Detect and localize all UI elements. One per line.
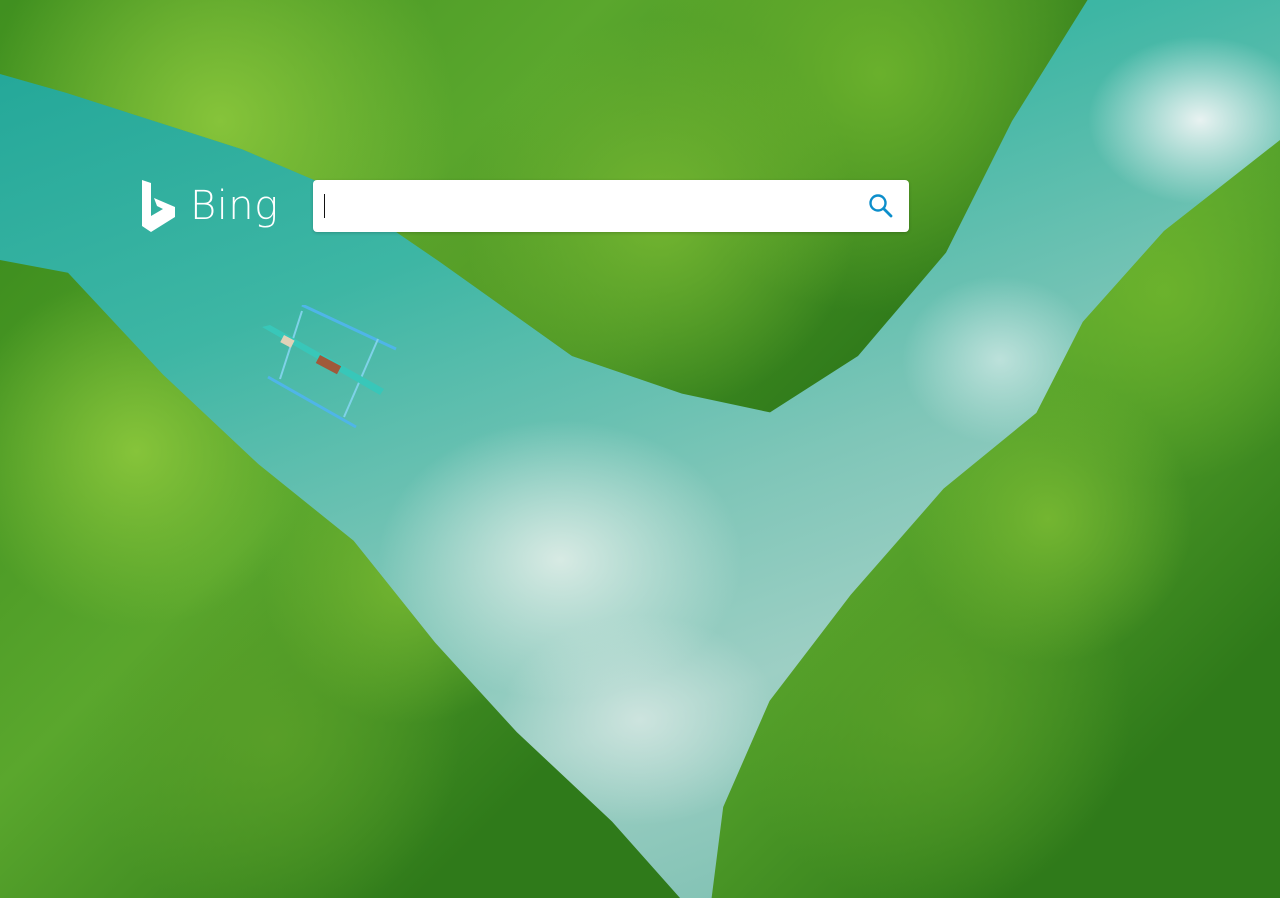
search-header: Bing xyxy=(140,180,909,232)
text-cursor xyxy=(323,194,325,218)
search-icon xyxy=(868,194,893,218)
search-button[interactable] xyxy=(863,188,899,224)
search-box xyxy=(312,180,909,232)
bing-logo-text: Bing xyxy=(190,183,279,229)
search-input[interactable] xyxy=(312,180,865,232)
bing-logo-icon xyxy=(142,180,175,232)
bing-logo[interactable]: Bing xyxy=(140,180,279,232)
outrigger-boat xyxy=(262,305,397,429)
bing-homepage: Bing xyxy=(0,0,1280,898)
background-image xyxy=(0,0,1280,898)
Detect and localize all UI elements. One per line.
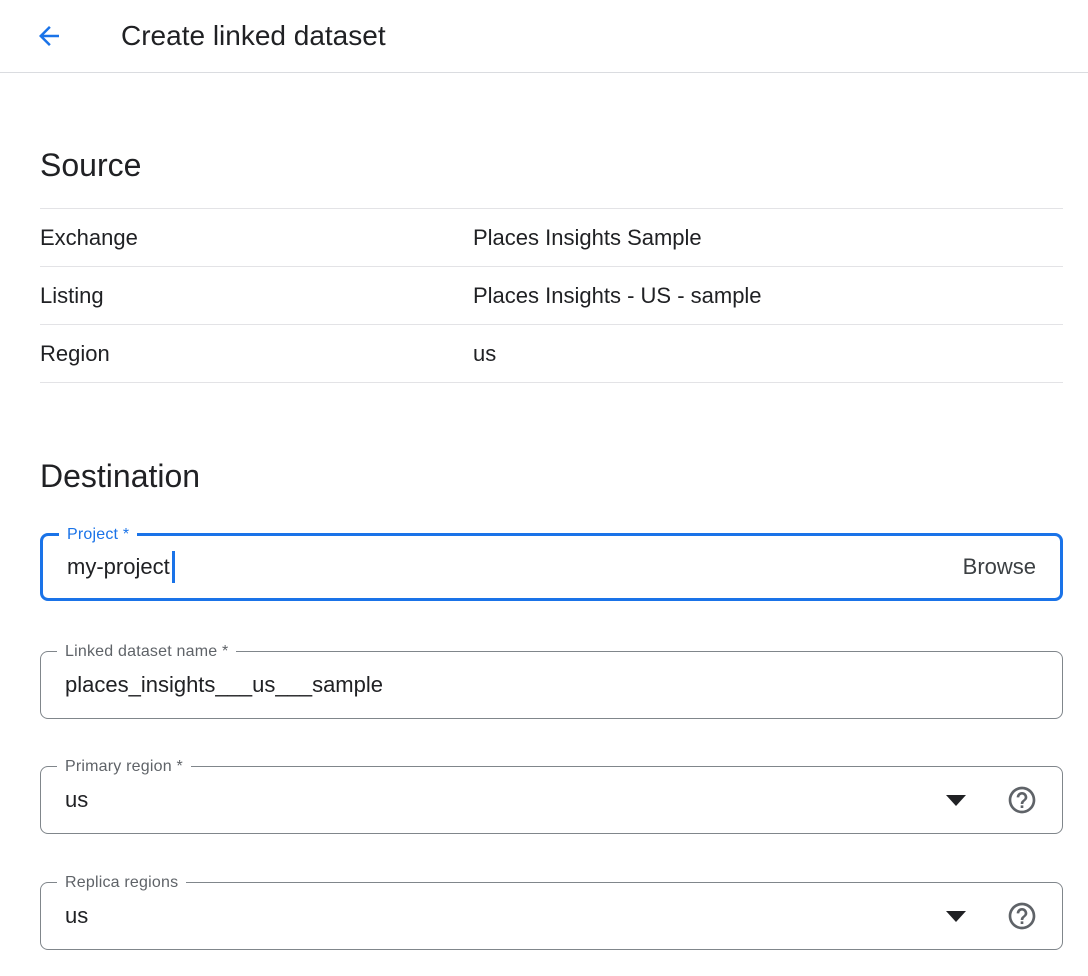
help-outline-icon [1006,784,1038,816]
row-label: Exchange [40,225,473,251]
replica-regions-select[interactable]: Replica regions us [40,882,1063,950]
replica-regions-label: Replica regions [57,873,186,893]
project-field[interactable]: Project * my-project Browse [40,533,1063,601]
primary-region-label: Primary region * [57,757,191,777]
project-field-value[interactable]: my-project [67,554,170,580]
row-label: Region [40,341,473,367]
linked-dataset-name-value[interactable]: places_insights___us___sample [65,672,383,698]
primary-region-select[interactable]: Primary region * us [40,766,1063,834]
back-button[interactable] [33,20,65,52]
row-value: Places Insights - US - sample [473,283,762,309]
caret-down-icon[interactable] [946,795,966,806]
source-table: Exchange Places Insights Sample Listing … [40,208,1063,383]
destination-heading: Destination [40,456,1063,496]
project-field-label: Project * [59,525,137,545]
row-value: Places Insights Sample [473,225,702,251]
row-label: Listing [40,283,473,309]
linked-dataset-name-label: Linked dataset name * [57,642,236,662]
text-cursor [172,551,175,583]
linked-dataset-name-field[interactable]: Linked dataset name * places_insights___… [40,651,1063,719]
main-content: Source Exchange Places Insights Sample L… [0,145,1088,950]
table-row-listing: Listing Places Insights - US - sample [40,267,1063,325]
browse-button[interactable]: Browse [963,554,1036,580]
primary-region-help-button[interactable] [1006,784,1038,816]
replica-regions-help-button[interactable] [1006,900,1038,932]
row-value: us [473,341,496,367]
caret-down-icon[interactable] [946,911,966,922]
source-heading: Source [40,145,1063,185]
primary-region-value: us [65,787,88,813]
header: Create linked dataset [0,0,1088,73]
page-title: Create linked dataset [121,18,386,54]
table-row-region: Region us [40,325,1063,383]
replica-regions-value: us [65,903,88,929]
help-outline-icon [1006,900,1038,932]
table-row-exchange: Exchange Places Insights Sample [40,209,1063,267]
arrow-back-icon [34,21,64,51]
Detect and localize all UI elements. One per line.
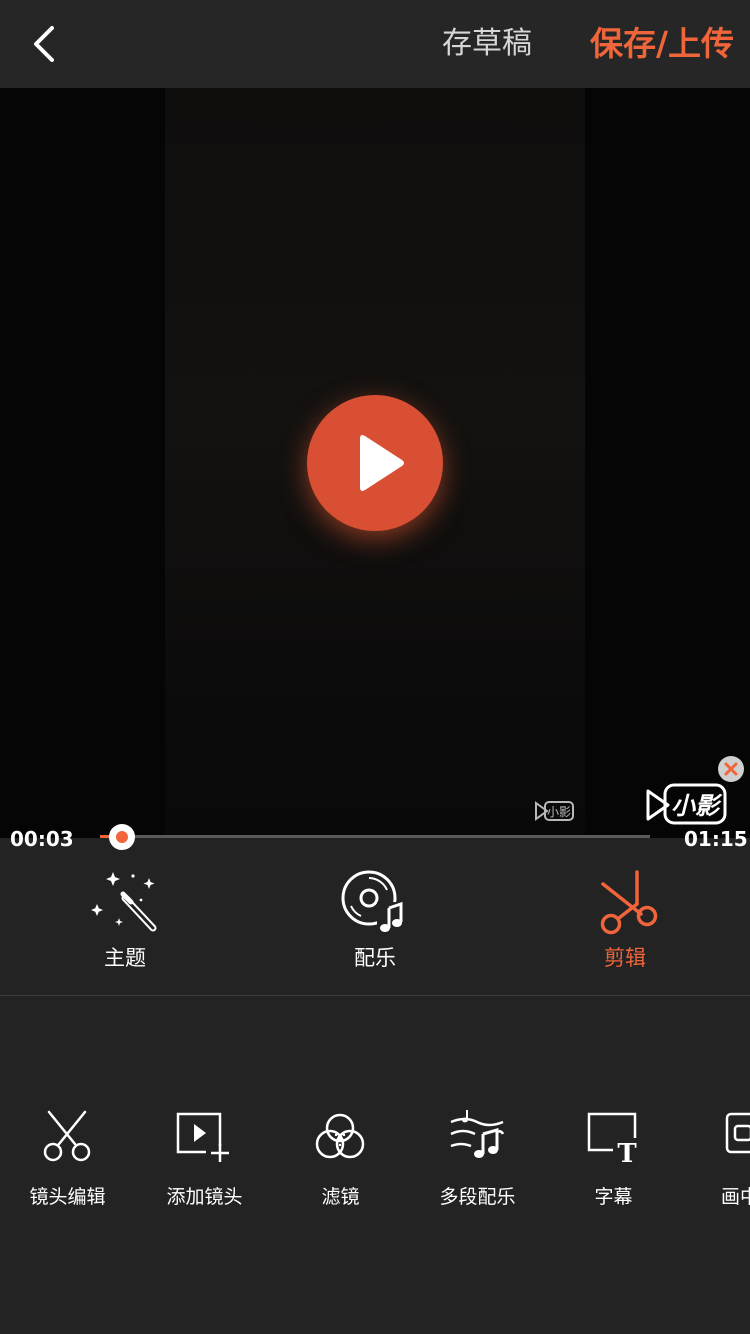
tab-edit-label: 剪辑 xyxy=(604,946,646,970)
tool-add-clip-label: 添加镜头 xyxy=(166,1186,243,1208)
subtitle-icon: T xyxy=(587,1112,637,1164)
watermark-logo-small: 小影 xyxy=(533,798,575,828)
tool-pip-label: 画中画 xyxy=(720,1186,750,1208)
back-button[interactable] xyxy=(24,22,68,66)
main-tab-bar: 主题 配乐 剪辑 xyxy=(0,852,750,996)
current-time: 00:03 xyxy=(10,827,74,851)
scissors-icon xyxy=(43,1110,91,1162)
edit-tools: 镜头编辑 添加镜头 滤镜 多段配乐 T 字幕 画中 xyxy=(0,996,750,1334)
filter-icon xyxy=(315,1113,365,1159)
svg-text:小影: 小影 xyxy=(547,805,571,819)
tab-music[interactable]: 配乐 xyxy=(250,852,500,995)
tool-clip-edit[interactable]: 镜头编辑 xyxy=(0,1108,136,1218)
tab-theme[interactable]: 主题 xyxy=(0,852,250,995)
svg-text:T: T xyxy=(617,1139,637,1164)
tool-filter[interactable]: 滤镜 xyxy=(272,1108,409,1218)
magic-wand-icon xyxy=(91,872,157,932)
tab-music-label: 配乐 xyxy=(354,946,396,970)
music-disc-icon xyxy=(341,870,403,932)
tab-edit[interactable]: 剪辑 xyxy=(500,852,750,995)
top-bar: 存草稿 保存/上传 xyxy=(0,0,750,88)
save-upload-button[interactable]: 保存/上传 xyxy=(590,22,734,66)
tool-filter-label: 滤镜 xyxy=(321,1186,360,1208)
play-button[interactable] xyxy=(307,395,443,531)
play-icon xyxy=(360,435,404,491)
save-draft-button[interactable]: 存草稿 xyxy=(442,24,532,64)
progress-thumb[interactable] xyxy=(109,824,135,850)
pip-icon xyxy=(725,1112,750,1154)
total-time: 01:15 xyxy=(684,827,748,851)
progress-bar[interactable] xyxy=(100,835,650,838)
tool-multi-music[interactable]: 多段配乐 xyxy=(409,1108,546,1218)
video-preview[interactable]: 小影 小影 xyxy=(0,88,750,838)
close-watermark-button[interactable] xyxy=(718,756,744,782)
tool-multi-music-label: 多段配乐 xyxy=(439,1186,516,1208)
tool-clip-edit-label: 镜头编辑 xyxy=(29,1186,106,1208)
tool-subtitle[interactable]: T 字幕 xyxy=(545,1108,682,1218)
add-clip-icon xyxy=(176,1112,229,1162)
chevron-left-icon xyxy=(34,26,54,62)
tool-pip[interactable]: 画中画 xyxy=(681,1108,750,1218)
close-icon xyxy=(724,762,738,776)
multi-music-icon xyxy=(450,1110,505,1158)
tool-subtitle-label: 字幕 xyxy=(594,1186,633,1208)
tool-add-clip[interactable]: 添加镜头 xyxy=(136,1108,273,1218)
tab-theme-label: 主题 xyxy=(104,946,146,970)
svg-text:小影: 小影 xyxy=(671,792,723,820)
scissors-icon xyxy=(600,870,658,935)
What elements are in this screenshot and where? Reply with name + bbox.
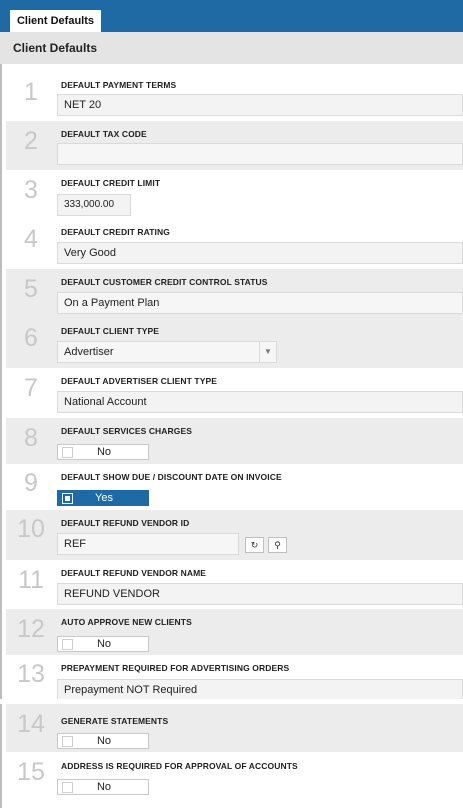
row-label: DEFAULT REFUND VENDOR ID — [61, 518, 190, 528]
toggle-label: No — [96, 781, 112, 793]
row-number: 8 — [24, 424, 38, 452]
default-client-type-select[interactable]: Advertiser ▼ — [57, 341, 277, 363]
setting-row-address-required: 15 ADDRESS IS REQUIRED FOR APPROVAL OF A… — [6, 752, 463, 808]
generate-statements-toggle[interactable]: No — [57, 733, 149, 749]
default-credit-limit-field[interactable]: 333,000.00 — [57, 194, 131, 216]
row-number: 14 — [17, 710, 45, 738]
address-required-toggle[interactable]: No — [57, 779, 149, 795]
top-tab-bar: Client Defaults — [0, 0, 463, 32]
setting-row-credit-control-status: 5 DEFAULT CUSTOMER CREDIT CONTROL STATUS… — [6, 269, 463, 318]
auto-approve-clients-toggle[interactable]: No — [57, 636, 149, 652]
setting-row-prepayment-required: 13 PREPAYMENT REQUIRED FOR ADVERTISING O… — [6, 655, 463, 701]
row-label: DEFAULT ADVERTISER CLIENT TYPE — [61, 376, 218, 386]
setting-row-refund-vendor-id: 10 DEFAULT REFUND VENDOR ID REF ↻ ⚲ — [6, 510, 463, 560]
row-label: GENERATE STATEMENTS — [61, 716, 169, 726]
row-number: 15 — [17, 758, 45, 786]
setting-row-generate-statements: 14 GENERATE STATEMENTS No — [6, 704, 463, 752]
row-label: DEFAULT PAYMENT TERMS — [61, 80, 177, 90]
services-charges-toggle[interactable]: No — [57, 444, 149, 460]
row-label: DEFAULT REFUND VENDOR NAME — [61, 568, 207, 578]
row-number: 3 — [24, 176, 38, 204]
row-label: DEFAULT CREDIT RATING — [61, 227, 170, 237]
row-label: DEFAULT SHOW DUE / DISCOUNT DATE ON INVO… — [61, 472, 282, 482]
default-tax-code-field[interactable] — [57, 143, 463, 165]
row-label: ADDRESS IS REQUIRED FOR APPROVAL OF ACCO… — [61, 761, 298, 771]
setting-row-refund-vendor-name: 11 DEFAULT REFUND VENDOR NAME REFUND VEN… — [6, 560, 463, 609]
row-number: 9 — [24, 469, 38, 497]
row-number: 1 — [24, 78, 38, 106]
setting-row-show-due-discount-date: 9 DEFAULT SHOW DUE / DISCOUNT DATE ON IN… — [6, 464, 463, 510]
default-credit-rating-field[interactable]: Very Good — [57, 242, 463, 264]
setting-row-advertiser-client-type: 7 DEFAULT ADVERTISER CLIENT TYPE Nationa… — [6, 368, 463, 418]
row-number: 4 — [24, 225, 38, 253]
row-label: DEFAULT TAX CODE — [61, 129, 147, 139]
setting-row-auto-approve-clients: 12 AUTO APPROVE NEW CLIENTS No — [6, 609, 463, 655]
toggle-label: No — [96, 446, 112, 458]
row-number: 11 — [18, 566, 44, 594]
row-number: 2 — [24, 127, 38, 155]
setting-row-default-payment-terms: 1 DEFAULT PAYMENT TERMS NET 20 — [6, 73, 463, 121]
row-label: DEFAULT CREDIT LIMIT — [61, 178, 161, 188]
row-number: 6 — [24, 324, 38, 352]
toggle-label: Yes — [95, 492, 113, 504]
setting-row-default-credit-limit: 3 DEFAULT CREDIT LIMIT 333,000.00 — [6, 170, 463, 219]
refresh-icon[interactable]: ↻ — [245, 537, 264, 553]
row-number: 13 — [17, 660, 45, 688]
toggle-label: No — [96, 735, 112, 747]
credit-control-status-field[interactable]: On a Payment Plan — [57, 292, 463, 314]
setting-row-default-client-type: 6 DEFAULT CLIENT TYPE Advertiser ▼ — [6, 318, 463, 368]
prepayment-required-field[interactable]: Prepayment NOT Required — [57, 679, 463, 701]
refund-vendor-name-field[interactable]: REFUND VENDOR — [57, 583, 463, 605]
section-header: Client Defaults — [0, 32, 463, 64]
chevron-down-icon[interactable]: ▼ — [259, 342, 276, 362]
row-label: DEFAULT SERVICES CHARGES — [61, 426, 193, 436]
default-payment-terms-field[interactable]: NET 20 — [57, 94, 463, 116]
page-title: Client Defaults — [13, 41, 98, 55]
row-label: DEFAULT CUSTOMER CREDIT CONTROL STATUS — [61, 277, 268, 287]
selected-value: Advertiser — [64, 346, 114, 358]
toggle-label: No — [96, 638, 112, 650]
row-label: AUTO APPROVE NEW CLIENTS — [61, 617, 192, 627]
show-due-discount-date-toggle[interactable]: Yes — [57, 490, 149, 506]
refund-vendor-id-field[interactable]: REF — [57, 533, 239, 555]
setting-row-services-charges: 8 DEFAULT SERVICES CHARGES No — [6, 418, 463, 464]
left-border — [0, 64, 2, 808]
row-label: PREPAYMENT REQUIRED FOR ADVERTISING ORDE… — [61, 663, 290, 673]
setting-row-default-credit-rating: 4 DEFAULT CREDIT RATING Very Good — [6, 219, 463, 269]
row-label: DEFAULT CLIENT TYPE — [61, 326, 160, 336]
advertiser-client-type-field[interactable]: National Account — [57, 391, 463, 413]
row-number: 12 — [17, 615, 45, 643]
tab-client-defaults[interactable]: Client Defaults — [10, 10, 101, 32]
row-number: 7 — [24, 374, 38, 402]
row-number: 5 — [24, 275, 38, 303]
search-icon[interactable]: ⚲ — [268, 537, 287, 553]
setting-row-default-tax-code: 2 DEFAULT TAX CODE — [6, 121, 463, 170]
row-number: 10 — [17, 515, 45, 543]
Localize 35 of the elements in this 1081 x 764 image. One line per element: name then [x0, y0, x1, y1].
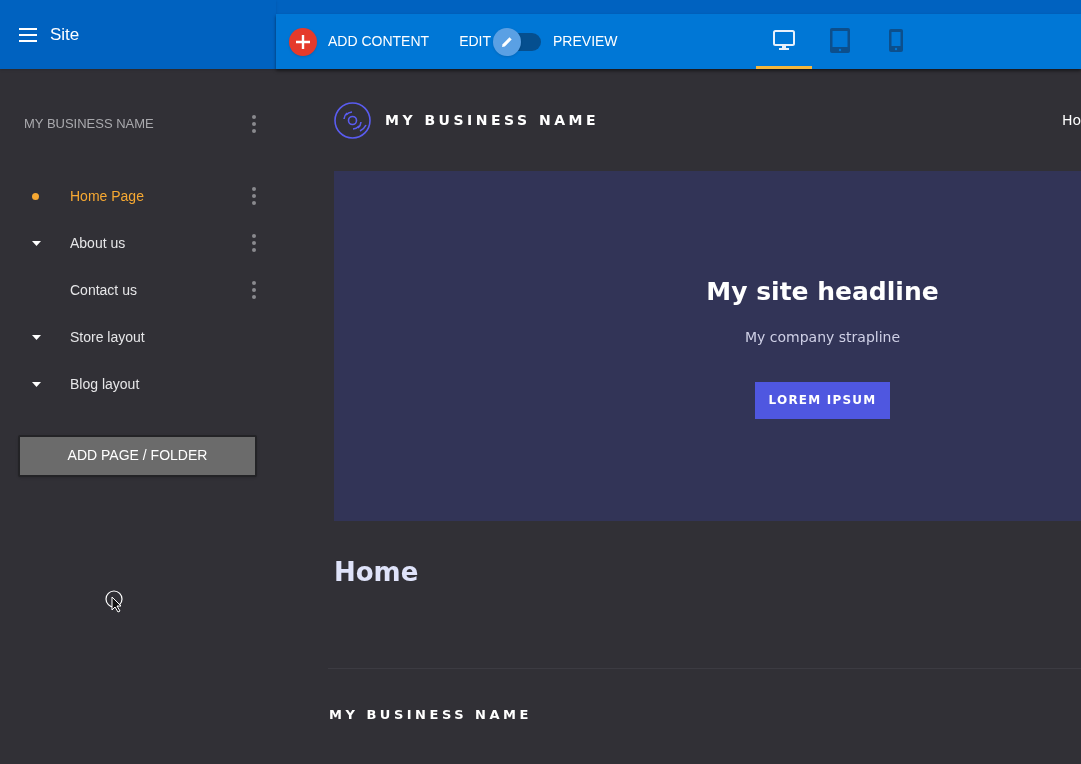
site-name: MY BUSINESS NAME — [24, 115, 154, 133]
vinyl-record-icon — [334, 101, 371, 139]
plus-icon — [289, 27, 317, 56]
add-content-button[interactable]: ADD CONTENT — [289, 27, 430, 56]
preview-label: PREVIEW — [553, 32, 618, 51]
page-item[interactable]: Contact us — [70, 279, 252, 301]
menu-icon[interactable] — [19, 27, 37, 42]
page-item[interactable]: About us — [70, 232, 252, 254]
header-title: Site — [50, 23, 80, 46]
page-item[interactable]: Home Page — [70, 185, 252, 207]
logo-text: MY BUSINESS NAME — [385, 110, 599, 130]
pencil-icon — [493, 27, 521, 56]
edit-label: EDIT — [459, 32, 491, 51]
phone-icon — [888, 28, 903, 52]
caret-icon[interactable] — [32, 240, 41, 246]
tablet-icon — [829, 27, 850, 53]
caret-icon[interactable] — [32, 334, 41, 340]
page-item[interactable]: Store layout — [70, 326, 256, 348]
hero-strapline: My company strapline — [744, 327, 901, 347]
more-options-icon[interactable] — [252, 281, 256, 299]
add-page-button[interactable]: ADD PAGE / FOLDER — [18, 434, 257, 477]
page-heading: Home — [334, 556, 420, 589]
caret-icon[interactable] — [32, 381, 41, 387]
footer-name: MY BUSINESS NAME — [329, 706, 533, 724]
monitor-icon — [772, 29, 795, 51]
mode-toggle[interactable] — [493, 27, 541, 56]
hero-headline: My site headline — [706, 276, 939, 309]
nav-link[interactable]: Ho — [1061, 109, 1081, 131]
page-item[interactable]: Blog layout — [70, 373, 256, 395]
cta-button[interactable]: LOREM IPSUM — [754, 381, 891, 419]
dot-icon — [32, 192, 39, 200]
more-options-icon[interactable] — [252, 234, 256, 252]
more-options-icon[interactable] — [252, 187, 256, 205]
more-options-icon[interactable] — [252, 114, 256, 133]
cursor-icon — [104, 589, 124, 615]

# [Aim of the task]
Starting at the line that has "tab-edit-label: 剪辑 xyxy=(604,946,646,970)" and stopping after the line that has "progress-thumb[interactable] xyxy=(109,824,135,850)", can you render those lines of the records as a JSON list of strings, one string per line, with blank lines left out?

# [The completed task]
[
  "tab-edit-label: 剪辑 xyxy=(604,946,646,970)",
  "tool-add-clip-label: 添加镜头 xyxy=(166,1186,243,1208)",
  "subtitle-icon: T xyxy=(587,1112,637,1164)",
  "watermark-logo-small: 小影 xyxy=(533,798,575,828)",
  "tool-pip-label: 画中画 xyxy=(720,1186,750,1208)",
  "back-button[interactable] xyxy=(24,22,68,66)",
  "main-tab-bar: 主题 配乐 剪辑 xyxy=(0,852,750,996)",
  "current-time: 00:03 xyxy=(10,827,74,851)",
  "scissors-icon xyxy=(43,1110,91,1162)",
  "edit-tools: 镜头编辑 添加镜头 滤镜 多段配乐 T 字幕 画中 xyxy=(0,996,750,1334)",
  "filter-icon xyxy=(315,1113,365,1159)",
  "svg-text:小影: 小影 xyxy=(547,805,571,819)",
  "tab-music[interactable]: 配乐 xyxy=(250,852,500,995)",
  "tool-clip-edit[interactable]: 镜头编辑 xyxy=(0,1108,136,1218)",
  "tab-theme[interactable]: 主题 xyxy=(0,852,250,995)",
  "svg-text:T: T xyxy=(617,1139,637,1164)",
  "tool-filter[interactable]: 滤镜 xyxy=(272,1108,409,1218)",
  "magic-wand-icon xyxy=(91,872,157,932)",
  "tab-music-label: 配乐 xyxy=(354,946,396,970)",
  "music-disc-icon xyxy=(341,870,403,932)",
  "tab-edit[interactable]: 剪辑 xyxy=(500,852,750,995)",
  "top-bar: 存草稿 保存/上传 xyxy=(0,0,750,88)",
  "save-upload-button[interactable]: 保存/上传 xyxy=(590,22,734,66)",
  "tool-filter-label: 滤镜 xyxy=(321,1186,360,1208)",
  "play-button[interactable] xyxy=(307,395,443,531)",
  "play-icon xyxy=(360,435,404,491)",
  "save-draft-button[interactable]: 存草稿 xyxy=(442,24,532,64)",
  "progress-thumb[interactable] xyxy=(109,824,135,850)"
]